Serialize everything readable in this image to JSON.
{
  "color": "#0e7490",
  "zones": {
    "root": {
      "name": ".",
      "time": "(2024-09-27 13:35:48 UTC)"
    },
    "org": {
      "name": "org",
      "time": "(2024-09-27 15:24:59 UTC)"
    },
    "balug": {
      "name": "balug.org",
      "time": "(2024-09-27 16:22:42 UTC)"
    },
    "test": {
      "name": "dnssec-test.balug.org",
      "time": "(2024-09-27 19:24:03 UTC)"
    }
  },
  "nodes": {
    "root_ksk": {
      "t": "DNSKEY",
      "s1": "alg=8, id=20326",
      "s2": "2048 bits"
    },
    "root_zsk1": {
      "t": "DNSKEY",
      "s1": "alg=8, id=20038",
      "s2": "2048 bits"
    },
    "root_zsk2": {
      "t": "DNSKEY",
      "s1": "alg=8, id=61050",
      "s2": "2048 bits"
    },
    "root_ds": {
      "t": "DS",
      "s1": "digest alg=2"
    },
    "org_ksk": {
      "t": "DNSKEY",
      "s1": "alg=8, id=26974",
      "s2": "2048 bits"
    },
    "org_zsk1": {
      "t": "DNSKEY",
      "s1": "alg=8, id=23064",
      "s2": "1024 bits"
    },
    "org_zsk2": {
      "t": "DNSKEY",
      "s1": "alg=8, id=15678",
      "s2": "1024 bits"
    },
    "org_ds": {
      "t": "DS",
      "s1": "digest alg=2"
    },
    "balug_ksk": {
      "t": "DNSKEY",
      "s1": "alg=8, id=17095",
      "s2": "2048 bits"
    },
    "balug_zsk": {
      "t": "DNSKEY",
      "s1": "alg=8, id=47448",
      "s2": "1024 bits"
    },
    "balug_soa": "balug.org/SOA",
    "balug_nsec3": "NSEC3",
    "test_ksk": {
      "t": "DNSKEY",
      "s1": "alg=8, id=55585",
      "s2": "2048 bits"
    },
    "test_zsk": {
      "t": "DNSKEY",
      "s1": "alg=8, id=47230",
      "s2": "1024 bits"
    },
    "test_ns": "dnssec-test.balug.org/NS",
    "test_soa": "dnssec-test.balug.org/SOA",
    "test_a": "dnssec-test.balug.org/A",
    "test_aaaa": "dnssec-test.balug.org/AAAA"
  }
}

•••

[INSTRUCTIONS FOR THE TASK]: Locate each line with the word "time" and copy it.

[FINAL ANSWER]:
      "time": "(2024-09-27 13:35:48 UTC)"
      "time": "(2024-09-27 15:24:59 UTC)"
      "time": "(2024-09-27 16:22:42 UTC)"
      "time": "(2024-09-27 19:24:03 UTC)"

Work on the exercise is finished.